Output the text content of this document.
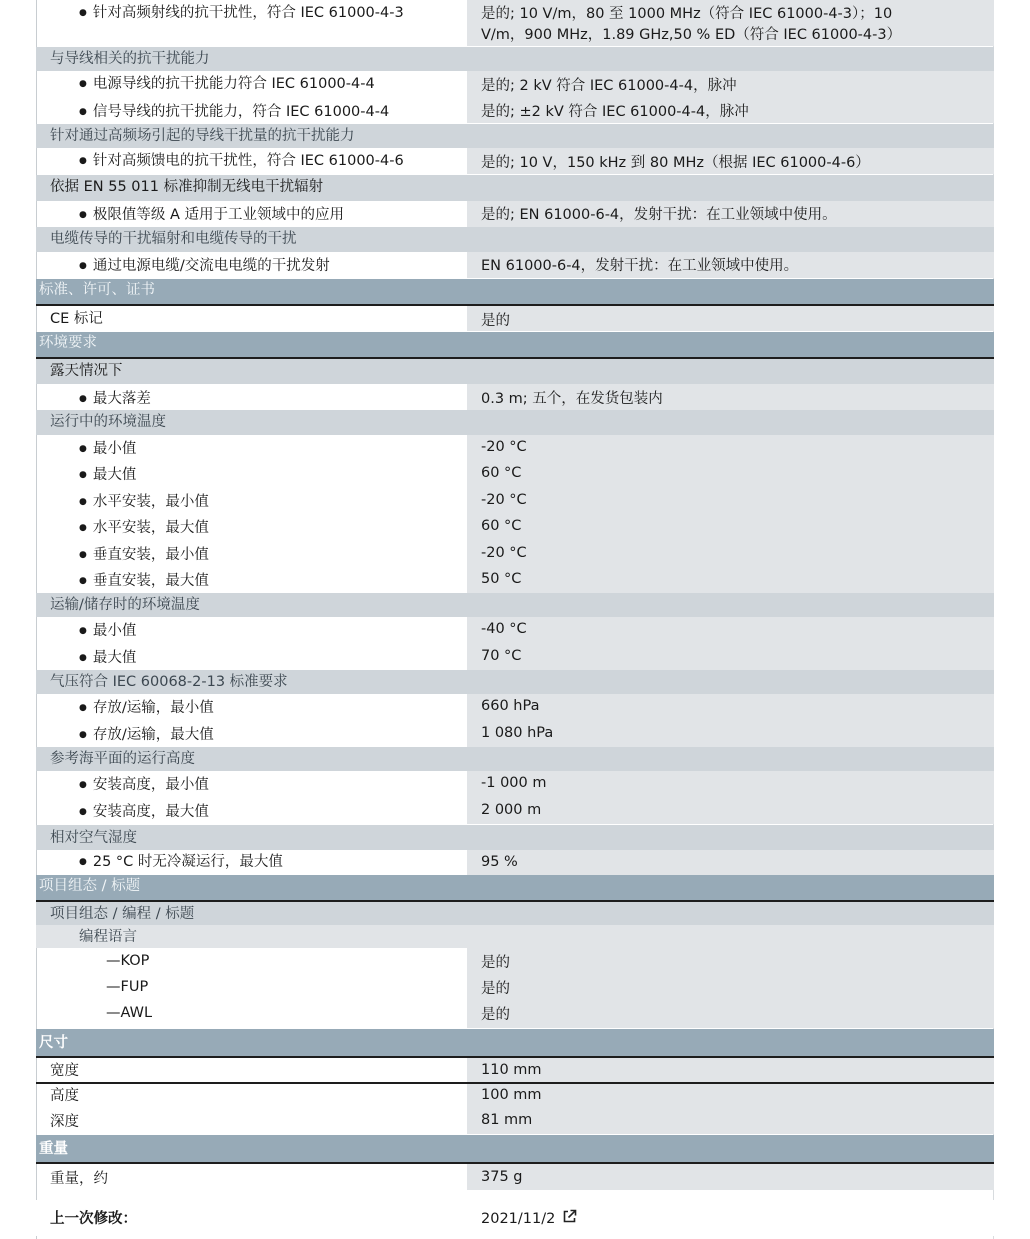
● 针对高频射线的抗干扰性，符合 IEC 61000-4-3	是的; 10 V/m，80 至 1000 MHz（符合 IEC 61000-4-3）；10 V/m，900 MHz，1.89 GHz,50 % ED（符合 IEC 61000-4-3）
与导线相关的抗干扰能力
● 电源导线的抗干扰能力符合 IEC 61000-4-4	是的; 2 kV 符合 IEC 61000-4-4，脉冲
● 信号导线的抗干扰能力，符合 IEC 61000-4-4	是的; ±2 kV 符合 IEC 61000-4-4，脉冲
针对通过高频场引起的导线干扰量的抗干扰能力
● 针对高频馈电的抗干扰性，符合 IEC 61000-4-6	是的; 10 V，150 kHz 到 80 MHz（根据 IEC 61000-4-6）
依据 EN 55 011 标准抑制无线电干扰辐射
● 极限值等级 A 适用于工业领域中的应用	是的; EN 61000-6-4，发射干扰：在工业领域中使用。
电缆传导的干扰辐射和电缆传导的干扰
● 通过电源电缆/交流电电缆的干扰发射	EN 61000-6-4，发射干扰：在工业领域中使用。
标准、许可、证书
CE 标记	是的
环境要求
露天情况下
● 最大落差	0.3 m; 五个，在发货包装内
运行中的环境温度
● 最小值	-20 °C
● 最大值	60 °C
● 水平安装，最小值	-20 °C
● 水平安装，最大值	60 °C
● 垂直安装，最小值	-20 °C
● 垂直安装，最大值	50 °C
运输/储存时的环境温度
● 最小值	-40 °C
● 最大值	70 °C
气压符合 IEC 60068-2-13 标准要求
● 存放/运输，最小值	660 hPa
● 存放/运输，最大值	1 080 hPa
参考海平面的运行高度
● 安装高度，最小值	-1 000 m
● 安装高度，最大值	2 000 m
相对空气湿度
● 25 °C 时无冷凝运行，最大值	95 %
项目组态 / 标题
项目组态 / 编程 / 标题
编程语言
— KOP	是的
— FUP	是的
— AWL	是的
尺寸
宽度	110 mm
高度	100 mm
深度	81 mm
重量
重量，约	375 g
上一次修改：	2021/11/2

------

▶ What is required
Print the complete listing exactly, apart from any pictures.

▶ Written response
Output the text content of this document.
● 针对高频射线的抗干扰性，符合 IEC 61000-4-3	是的; 10 V/m，80 至 1000 MHz（符合 IEC 61000-4-3）；10 V/m，900 MHz，1.89 GHz,50 % ED（符合 IEC 61000-4-3）
与导线相关的抗干扰能力
● 电源导线的抗干扰能力符合 IEC 61000-4-4	是的; 2 kV 符合 IEC 61000-4-4，脉冲
● 信号导线的抗干扰能力，符合 IEC 61000-4-4	是的; ±2 kV 符合 IEC 61000-4-4，脉冲
针对通过高频场引起的导线干扰量的抗干扰能力
● 针对高频馈电的抗干扰性，符合 IEC 61000-4-6	是的; 10 V，150 kHz 到 80 MHz（根据 IEC 61000-4-6）
依据 EN 55 011 标准抑制无线电干扰辐射
● 极限值等级 A 适用于工业领域中的应用	是的; EN 61000-6-4，发射干扰：在工业领域中使用。
电缆传导的干扰辐射和电缆传导的干扰
● 通过电源电缆/交流电电缆的干扰发射	EN 61000-6-4，发射干扰：在工业领域中使用。
标准、许可、证书
CE 标记	是的
环境要求
露天情况下
● 最大落差	0.3 m; 五个，在发货包装内
运行中的环境温度
● 最小值	-20 °C
● 最大值	60 °C
● 水平安装，最小值	-20 °C
● 水平安装，最大值	60 °C
● 垂直安装，最小值	-20 °C
● 垂直安装，最大值	50 °C
运输/储存时的环境温度
● 最小值	-40 °C
● 最大值	70 °C
气压符合 IEC 60068-2-13 标准要求
● 存放/运输，最小值	660 hPa
● 存放/运输，最大值	1 080 hPa
参考海平面的运行高度
● 安装高度，最小值	-1 000 m
● 安装高度，最大值	2 000 m
相对空气湿度
● 25 °C 时无冷凝运行，最大值	95 %
项目组态 / 标题
项目组态 / 编程 / 标题
编程语言
— KOP	是的
— FUP	是的
— AWL	是的
尺寸
宽度	110 mm
高度	100 mm
深度	81 mm
重量
重量，约	375 g
上一次修改：	2021/11/2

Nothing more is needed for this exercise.